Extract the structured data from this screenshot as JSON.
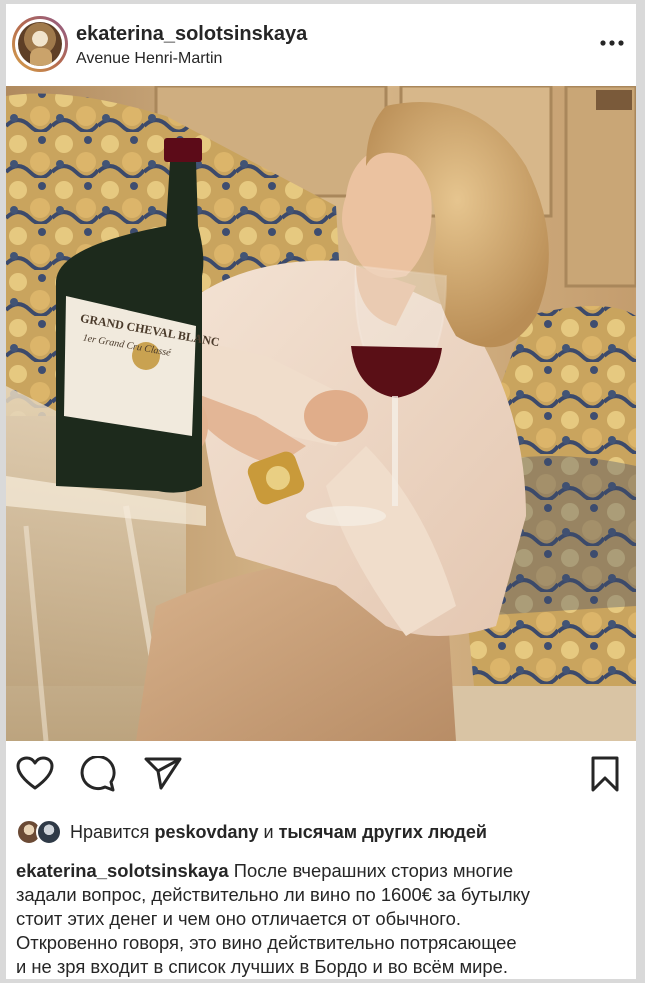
{
  "post": {
    "username": "ekaterina_solotsinskaya",
    "location": "Avenue Henri-Martin"
  },
  "photo": {
    "bottle_label_line1": "GRAND CHEVAL BLANC",
    "bottle_label_line2": "1er Grand Cru Classé"
  },
  "actions": {
    "like_icon": "heart-icon",
    "comment_icon": "comment-icon",
    "share_icon": "paper-plane-icon",
    "save_icon": "bookmark-icon"
  },
  "likes": {
    "prefix": "Нравится",
    "user": "peskovdany",
    "conjunction": "и",
    "others": "тысячам других людей"
  },
  "caption": {
    "username": "ekaterina_solotsinskaya",
    "line1": "После вчерашних сториз многие",
    "line2": "задали вопрос, действительно ли вино по 1600€ за бутылку",
    "line3": "стоит этих денег и чем оно отличается от обычного.",
    "line4": "Откровенно говоря, это вино действительно потрясающее",
    "line5": "и не зря входит в список лучших в Бордо и во всём мире."
  },
  "colors": {
    "text": "#262626",
    "background": "#ffffff"
  }
}
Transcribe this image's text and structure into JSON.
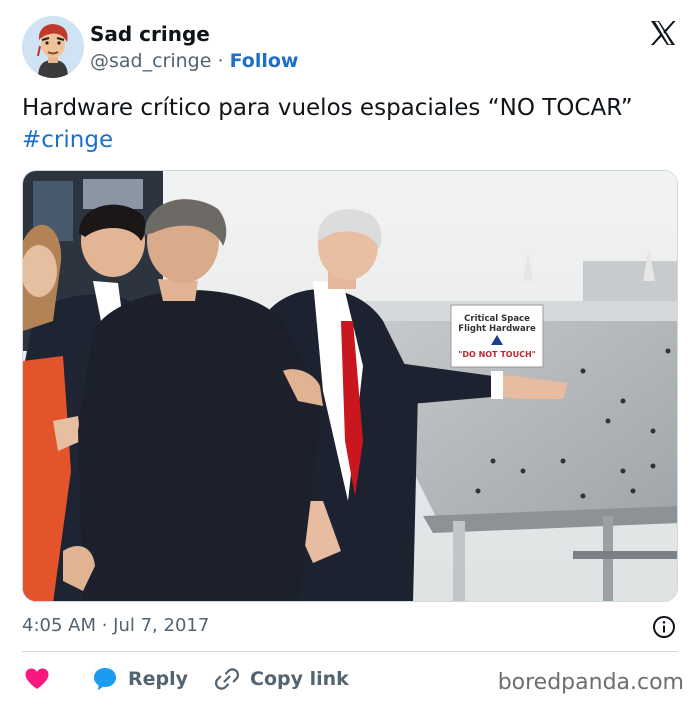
{
  "author": {
    "display_name": "Sad cringe",
    "handle": "@sad_cringe",
    "separator": "·",
    "follow_label": "Follow",
    "avatar_icon": "avatar-illustration-icon"
  },
  "post": {
    "text": "Hardware crítico para vuelos espaciales “NO TOCAR”",
    "hashtag": "#cringe",
    "timestamp": "4:05 AM · Jul 7, 2017"
  },
  "media": {
    "sign_line1": "Critical Space",
    "sign_line2": "Flight Hardware",
    "sign_warning": "\"DO NOT TOUCH\""
  },
  "actions": {
    "like_icon": "heart-icon",
    "reply_label": "Reply",
    "copy_label": "Copy link"
  },
  "brand": {
    "watermark": "boredpanda.com"
  },
  "colors": {
    "accent": "#1d6fc9",
    "heart": "#f91880",
    "muted": "#536471",
    "text": "#0f1419"
  }
}
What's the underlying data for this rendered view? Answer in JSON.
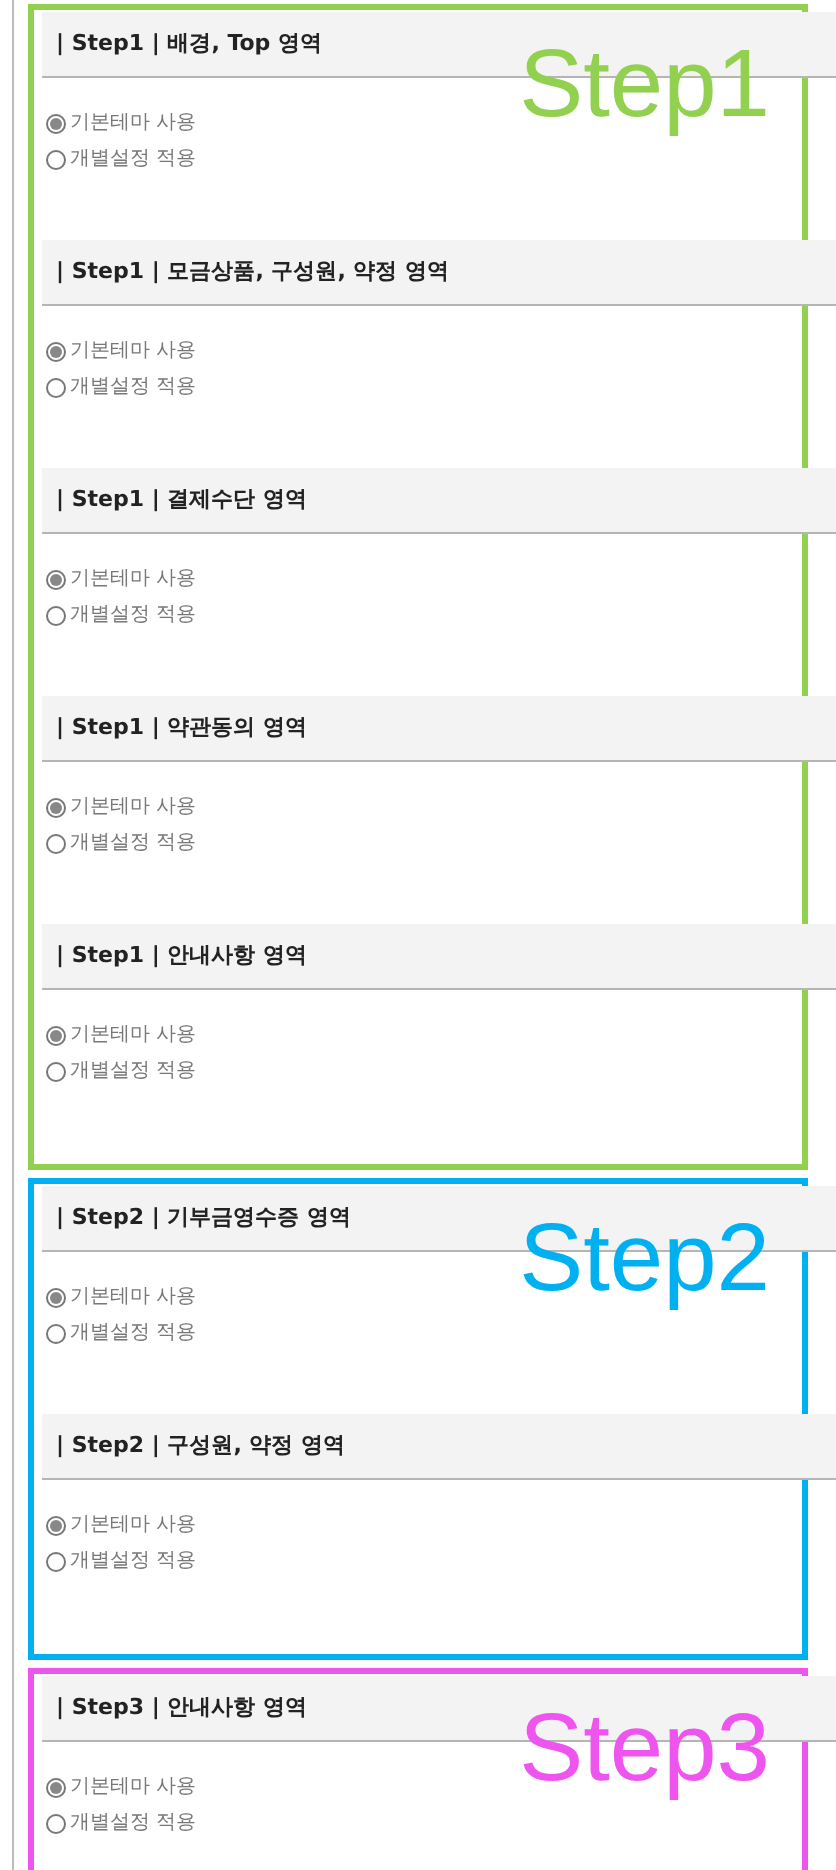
{
  "groups": [
    {
      "label": "Step1",
      "color": "#92d050",
      "sections": [
        {
          "title": "| Step1 | 배경, Top 영역",
          "options": [
            {
              "label": "기본테마 사용",
              "selected": true
            },
            {
              "label": "개별설정 적용",
              "selected": false
            }
          ]
        },
        {
          "title": "| Step1 | 모금상품, 구성원, 약정 영역",
          "options": [
            {
              "label": "기본테마 사용",
              "selected": true
            },
            {
              "label": "개별설정 적용",
              "selected": false
            }
          ]
        },
        {
          "title": "| Step1 | 결제수단 영역",
          "options": [
            {
              "label": "기본테마 사용",
              "selected": true
            },
            {
              "label": "개별설정 적용",
              "selected": false
            }
          ]
        },
        {
          "title": "| Step1 | 약관동의 영역",
          "options": [
            {
              "label": "기본테마 사용",
              "selected": true
            },
            {
              "label": "개별설정 적용",
              "selected": false
            }
          ]
        },
        {
          "title": "| Step1 | 안내사항 영역",
          "options": [
            {
              "label": "기본테마 사용",
              "selected": true
            },
            {
              "label": "개별설정 적용",
              "selected": false
            }
          ]
        }
      ]
    },
    {
      "label": "Step2",
      "color": "#00b0f0",
      "sections": [
        {
          "title": "| Step2 | 기부금영수증 영역",
          "options": [
            {
              "label": "기본테마 사용",
              "selected": true
            },
            {
              "label": "개별설정 적용",
              "selected": false
            }
          ]
        },
        {
          "title": "| Step2 | 구성원, 약정 영역",
          "options": [
            {
              "label": "기본테마 사용",
              "selected": true
            },
            {
              "label": "개별설정 적용",
              "selected": false
            }
          ]
        }
      ]
    },
    {
      "label": "Step3",
      "color": "#ee55ee",
      "sections": [
        {
          "title": "| Step3 | 안내사항 영역",
          "options": [
            {
              "label": "기본테마 사용",
              "selected": true
            },
            {
              "label": "개별설정 적용",
              "selected": false
            }
          ]
        }
      ]
    }
  ]
}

######

For each line of the listing that holds the word "this", show that line.

- **REPLY TO THE TASK**:
Extract the structured data from this screenshot as JSON.
Transcribe this image's text and structure into JSON.
What's the underlying data for this rendered view? Answer in JSON.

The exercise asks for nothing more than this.